-- start --
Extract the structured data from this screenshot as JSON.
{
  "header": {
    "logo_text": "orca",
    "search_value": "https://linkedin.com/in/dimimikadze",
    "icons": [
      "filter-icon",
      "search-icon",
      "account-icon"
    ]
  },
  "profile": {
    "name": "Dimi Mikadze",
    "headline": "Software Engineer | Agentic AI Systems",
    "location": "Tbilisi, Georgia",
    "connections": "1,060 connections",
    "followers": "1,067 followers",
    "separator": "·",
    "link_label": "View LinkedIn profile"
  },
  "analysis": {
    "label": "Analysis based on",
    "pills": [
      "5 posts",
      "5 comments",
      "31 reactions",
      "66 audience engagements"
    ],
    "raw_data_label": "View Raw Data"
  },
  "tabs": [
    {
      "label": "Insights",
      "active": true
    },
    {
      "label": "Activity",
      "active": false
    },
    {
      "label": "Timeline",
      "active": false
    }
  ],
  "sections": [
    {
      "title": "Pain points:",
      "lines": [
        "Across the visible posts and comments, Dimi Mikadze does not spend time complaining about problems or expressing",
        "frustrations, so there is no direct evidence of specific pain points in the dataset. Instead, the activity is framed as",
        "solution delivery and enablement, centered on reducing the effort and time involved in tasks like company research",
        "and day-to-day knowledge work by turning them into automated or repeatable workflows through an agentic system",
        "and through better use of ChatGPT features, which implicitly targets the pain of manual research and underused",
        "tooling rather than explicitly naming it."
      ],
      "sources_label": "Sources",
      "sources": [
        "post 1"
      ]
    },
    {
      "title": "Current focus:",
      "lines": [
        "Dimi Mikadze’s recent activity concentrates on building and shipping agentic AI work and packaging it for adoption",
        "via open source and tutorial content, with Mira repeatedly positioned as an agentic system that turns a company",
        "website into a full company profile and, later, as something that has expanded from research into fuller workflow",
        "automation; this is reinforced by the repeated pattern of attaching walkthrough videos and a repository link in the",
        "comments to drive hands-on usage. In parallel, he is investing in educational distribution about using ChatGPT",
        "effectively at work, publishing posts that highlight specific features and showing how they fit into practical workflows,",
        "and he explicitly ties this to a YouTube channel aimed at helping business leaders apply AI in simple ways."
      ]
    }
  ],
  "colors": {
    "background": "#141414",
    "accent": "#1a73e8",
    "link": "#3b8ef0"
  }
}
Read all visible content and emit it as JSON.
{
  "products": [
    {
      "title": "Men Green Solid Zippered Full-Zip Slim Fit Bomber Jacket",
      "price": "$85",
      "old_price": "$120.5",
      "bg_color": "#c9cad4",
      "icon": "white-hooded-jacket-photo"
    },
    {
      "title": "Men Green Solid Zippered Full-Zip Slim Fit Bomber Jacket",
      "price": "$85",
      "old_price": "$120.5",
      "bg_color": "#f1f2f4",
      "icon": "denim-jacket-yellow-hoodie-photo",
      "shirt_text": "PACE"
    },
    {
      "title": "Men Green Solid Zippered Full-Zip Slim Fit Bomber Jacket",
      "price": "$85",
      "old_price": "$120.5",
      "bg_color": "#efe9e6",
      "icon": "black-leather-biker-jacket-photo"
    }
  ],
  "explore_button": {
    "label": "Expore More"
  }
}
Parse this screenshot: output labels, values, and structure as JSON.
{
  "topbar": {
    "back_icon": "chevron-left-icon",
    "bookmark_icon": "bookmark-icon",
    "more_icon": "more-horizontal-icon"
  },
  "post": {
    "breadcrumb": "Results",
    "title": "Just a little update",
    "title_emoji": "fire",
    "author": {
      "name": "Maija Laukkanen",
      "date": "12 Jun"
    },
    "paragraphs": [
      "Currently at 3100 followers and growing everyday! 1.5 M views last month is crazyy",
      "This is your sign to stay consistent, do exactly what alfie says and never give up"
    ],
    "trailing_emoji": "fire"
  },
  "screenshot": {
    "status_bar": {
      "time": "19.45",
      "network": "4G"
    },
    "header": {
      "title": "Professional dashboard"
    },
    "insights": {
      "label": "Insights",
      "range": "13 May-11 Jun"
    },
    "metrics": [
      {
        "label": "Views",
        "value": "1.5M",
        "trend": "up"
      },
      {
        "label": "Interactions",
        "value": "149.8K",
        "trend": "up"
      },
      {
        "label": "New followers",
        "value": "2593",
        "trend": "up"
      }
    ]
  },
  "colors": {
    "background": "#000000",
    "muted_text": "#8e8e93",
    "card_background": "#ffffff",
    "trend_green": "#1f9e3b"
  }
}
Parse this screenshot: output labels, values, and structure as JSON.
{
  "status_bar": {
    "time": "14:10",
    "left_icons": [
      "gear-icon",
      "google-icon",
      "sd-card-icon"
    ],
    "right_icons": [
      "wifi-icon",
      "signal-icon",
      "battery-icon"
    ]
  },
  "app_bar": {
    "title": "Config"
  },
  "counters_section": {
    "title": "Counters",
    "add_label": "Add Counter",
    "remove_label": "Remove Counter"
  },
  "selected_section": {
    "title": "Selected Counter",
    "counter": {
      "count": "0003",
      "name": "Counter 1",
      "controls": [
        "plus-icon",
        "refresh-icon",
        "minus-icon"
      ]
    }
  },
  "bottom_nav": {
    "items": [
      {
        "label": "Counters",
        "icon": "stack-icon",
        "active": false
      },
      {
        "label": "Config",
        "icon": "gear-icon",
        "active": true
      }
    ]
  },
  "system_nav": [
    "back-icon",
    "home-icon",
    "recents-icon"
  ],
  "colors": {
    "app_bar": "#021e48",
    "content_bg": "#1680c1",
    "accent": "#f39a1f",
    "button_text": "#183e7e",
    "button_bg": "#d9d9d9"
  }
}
-- end --
[What is asked] Quote each line of the listing above exactly.

[Answer in full]
Extract the structured data from this screenshot as JSON.
{
  "header": {
    "logo_text": "orca",
    "search_value": "https://linkedin.com/in/dimimikadze",
    "icons": [
      "filter-icon",
      "search-icon",
      "account-icon"
    ]
  },
  "profile": {
    "name": "Dimi Mikadze",
    "headline": "Software Engineer | Agentic AI Systems",
    "location": "Tbilisi, Georgia",
    "connections": "1,060 connections",
    "followers": "1,067 followers",
    "separator": "·",
    "link_label": "View LinkedIn profile"
  },
  "analysis": {
    "label": "Analysis based on",
    "pills": [
      "5 posts",
      "5 comments",
      "31 reactions",
      "66 audience engagements"
    ],
    "raw_data_label": "View Raw Data"
  },
  "tabs": [
    {
      "label": "Insights",
      "active": true
    },
    {
      "label": "Activity",
      "active": false
    },
    {
      "label": "Timeline",
      "active": false
    }
  ],
  "sections": [
    {
      "title": "Pain points:",
      "lines": [
        "Across the visible posts and comments, Dimi Mikadze does not spend time complaining about problems or expressing",
        "frustrations, so there is no direct evidence of specific pain points in the dataset. Instead, the activity is framed as",
        "solution delivery and enablement, centered on reducing the effort and time involved in tasks like company research",
        "and day-to-day knowledge work by turning them into automated or repeatable workflows through an agentic system",
        "and through better use of ChatGPT features, which implicitly targets the pain of manual research and underused",
        "tooling rather than explicitly naming it."
      ],
      "sources_label": "Sources",
      "sources": [
        "post 1"
      ]
    },
    {
      "title": "Current focus:",
      "lines": [
        "Dimi Mikadze’s recent activity concentrates on building and shipping agentic AI work and packaging it for adoption",
        "via open source and tutorial content, with Mira repeatedly positioned as an agentic system that turns a company",
        "website into a full company profile and, later, as something that has expanded from research into fuller workflow",
        "automation; this is reinforced by the repeated pattern of attaching walkthrough videos and a repository link in the",
        "comments to drive hands-on usage. In parallel, he is investing in educational distribution about using ChatGPT",
        "effectively at work, publishing posts that highlight specific features and showing how they fit into practical workflows,",
        "and he explicitly ties this to a YouTube channel aimed at helping business leaders apply AI in simple ways."
      ]
    }
  ],
  "colors": {
    "background": "#141414",
    "accent": "#1a73e8",
    "link": "#3b8ef0"
  }
}
Read all visible content and emit it as JSON.
{
  "products": [
    {
      "title": "Men Green Solid Zippered Full-Zip Slim Fit Bomber Jacket",
      "price": "$85",
      "old_price": "$120.5",
      "bg_color": "#c9cad4",
      "icon": "white-hooded-jacket-photo"
    },
    {
      "title": "Men Green Solid Zippered Full-Zip Slim Fit Bomber Jacket",
      "price": "$85",
      "old_price": "$120.5",
      "bg_color": "#f1f2f4",
      "icon": "denim-jacket-yellow-hoodie-photo",
      "shirt_text": "PACE"
    },
    {
      "title": "Men Green Solid Zippered Full-Zip Slim Fit Bomber Jacket",
      "price": "$85",
      "old_price": "$120.5",
      "bg_color": "#efe9e6",
      "icon": "black-leather-biker-jacket-photo"
    }
  ],
  "explore_button": {
    "label": "Expore More"
  }
}
Parse this screenshot: output labels, values, and structure as JSON.
{
  "topbar": {
    "back_icon": "chevron-left-icon",
    "bookmark_icon": "bookmark-icon",
    "more_icon": "more-horizontal-icon"
  },
  "post": {
    "breadcrumb": "Results",
    "title": "Just a little update",
    "title_emoji": "fire",
    "author": {
      "name": "Maija Laukkanen",
      "date": "12 Jun"
    },
    "paragraphs": [
      "Currently at 3100 followers and growing everyday! 1.5 M views last month is crazyy",
      "This is your sign to stay consistent, do exactly what alfie says and never give up"
    ],
    "trailing_emoji": "fire"
  },
  "screenshot": {
    "status_bar": {
      "time": "19.45",
      "network": "4G"
    },
    "header": {
      "title": "Professional dashboard"
    },
    "insights": {
      "label": "Insights",
      "range": "13 May-11 Jun"
    },
    "metrics": [
      {
        "label": "Views",
        "value": "1.5M",
        "trend": "up"
      },
      {
        "label": "Interactions",
        "value": "149.8K",
        "trend": "up"
      },
      {
        "label": "New followers",
        "value": "2593",
        "trend": "up"
      }
    ]
  },
  "colors": {
    "background": "#000000",
    "muted_text": "#8e8e93",
    "card_background": "#ffffff",
    "trend_green": "#1f9e3b"
  }
}
Parse this screenshot: output labels, values, and structure as JSON.
{
  "status_bar": {
    "time": "14:10",
    "left_icons": [
      "gear-icon",
      "google-icon",
      "sd-card-icon"
    ],
    "right_icons": [
      "wifi-icon",
      "signal-icon",
      "battery-icon"
    ]
  },
  "app_bar": {
    "title": "Config"
  },
  "counters_section": {
    "title": "Counters",
    "add_label": "Add Counter",
    "remove_label": "Remove Counter"
  },
  "selected_section": {
    "title": "Selected Counter",
    "counter": {
      "count": "0003",
      "name": "Counter 1",
      "controls": [
        "plus-icon",
        "refresh-icon",
        "minus-icon"
      ]
    }
  },
  "bottom_nav": {
    "items": [
      {
        "label": "Counters",
        "icon": "stack-icon",
        "active": false
      },
      {
        "label": "Config",
        "icon": "gear-icon",
        "active": true
      }
    ]
  },
  "system_nav": [
    "back-icon",
    "home-icon",
    "recents-icon"
  ],
  "colors": {
    "app_bar": "#021e48",
    "content_bg": "#1680c1",
    "accent": "#f39a1f",
    "button_text": "#183e7e",
    "button_bg": "#d9d9d9"
  }
}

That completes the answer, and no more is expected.